GIVEN REQUEST:
Every record must be transcribed in its entirety, apart from the images, which are to be omitted.
──────────
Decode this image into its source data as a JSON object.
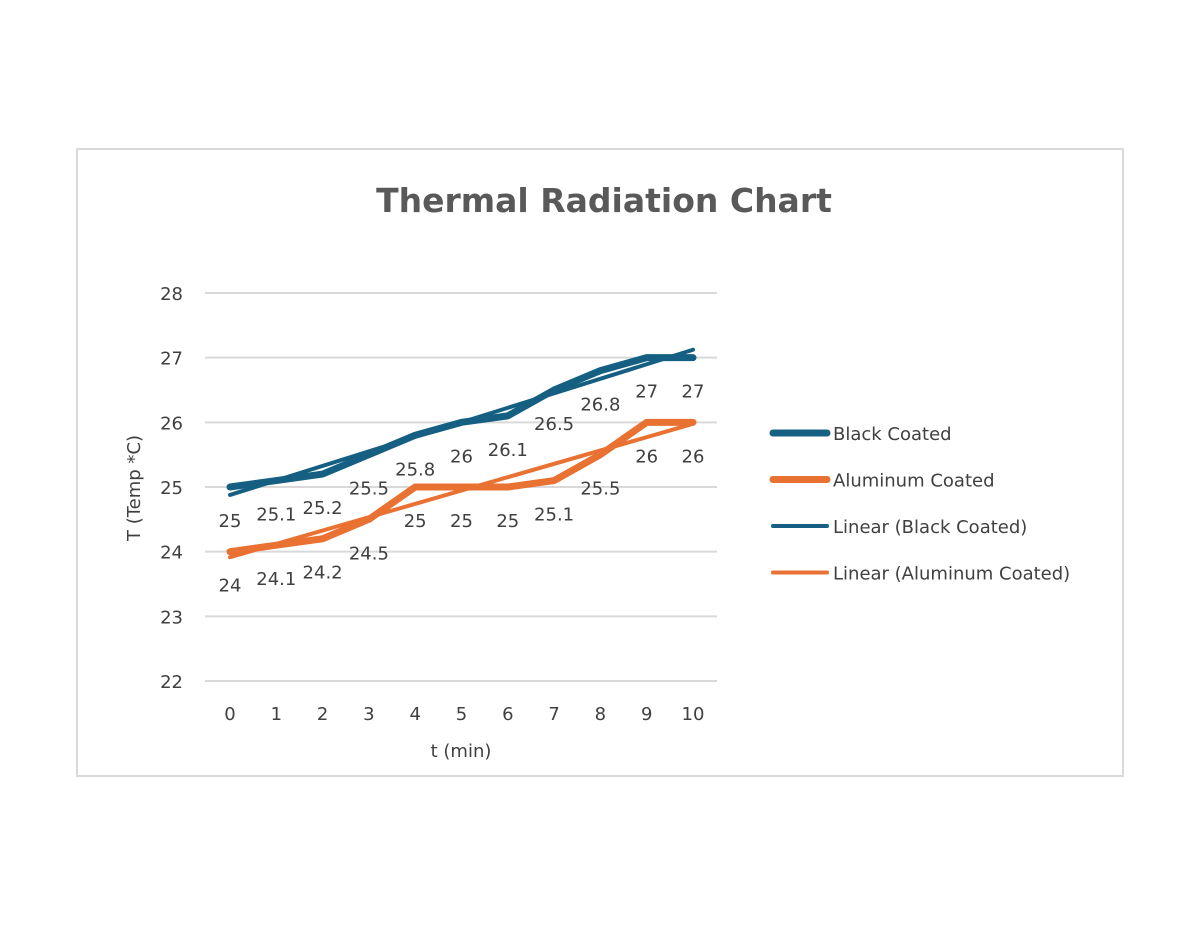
{
  "chart_data": {
    "type": "line",
    "title": "Thermal Radiation Chart",
    "xlabel": "t (min)",
    "ylabel": "T (Temp *C)",
    "x": [
      0,
      1,
      2,
      3,
      4,
      5,
      6,
      7,
      8,
      9,
      10
    ],
    "ylim": [
      22,
      28
    ],
    "yticks": [
      22,
      23,
      24,
      25,
      26,
      27,
      28
    ],
    "grid": true,
    "legend_position": "right",
    "series": [
      {
        "name": "Black Coated",
        "color": "#156082",
        "values": [
          25,
          25.1,
          25.2,
          25.5,
          25.8,
          26,
          26.1,
          26.5,
          26.8,
          27,
          27
        ],
        "data_labels": true
      },
      {
        "name": "Aluminum Coated",
        "color": "#e97132",
        "values": [
          24,
          24.1,
          24.2,
          24.5,
          25,
          25,
          25,
          25.1,
          25.5,
          26,
          26
        ],
        "data_labels": true
      }
    ],
    "trendlines": [
      {
        "name": "Linear (Black Coated)",
        "of": 0,
        "type": "linear",
        "color": "#156082"
      },
      {
        "name": "Linear (Aluminum Coated)",
        "of": 1,
        "type": "linear",
        "color": "#e97132"
      }
    ]
  }
}
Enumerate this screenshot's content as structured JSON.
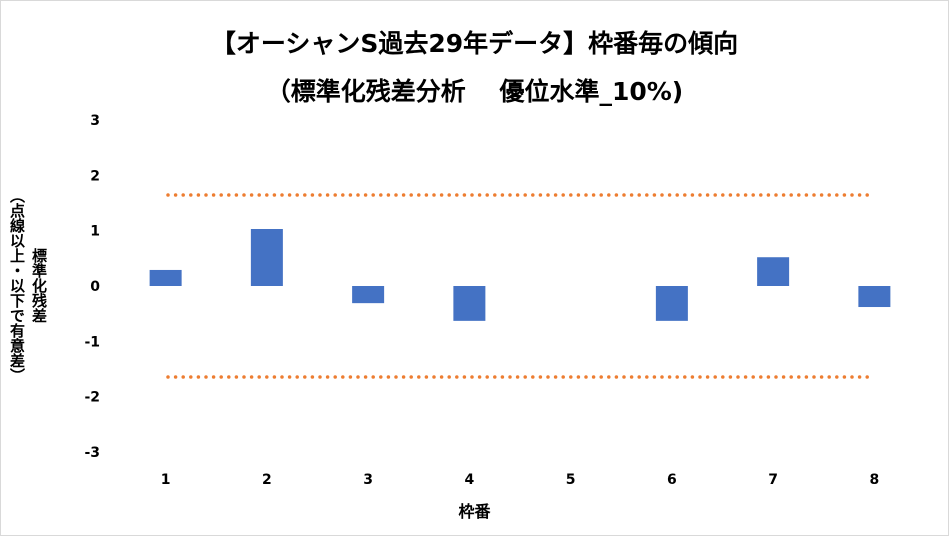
──────────
FINISHED TASK:
Decode this image into its source data as a JSON object.
{
  "chart_data": {
    "type": "line",
    "title": "Thermal Radiation Chart",
    "xlabel": "t (min)",
    "ylabel": "T (Temp *C)",
    "x": [
      0,
      1,
      2,
      3,
      4,
      5,
      6,
      7,
      8,
      9,
      10
    ],
    "ylim": [
      22,
      28
    ],
    "yticks": [
      22,
      23,
      24,
      25,
      26,
      27,
      28
    ],
    "grid": true,
    "legend_position": "right",
    "series": [
      {
        "name": "Black Coated",
        "color": "#156082",
        "values": [
          25,
          25.1,
          25.2,
          25.5,
          25.8,
          26,
          26.1,
          26.5,
          26.8,
          27,
          27
        ],
        "data_labels": true
      },
      {
        "name": "Aluminum Coated",
        "color": "#e97132",
        "values": [
          24,
          24.1,
          24.2,
          24.5,
          25,
          25,
          25,
          25.1,
          25.5,
          26,
          26
        ],
        "data_labels": true
      }
    ],
    "trendlines": [
      {
        "name": "Linear (Black Coated)",
        "of": 0,
        "type": "linear",
        "color": "#156082"
      },
      {
        "name": "Linear (Aluminum Coated)",
        "of": 1,
        "type": "linear",
        "color": "#e97132"
      }
    ]
  }
}
Enumerate this screenshot's content as structured JSON.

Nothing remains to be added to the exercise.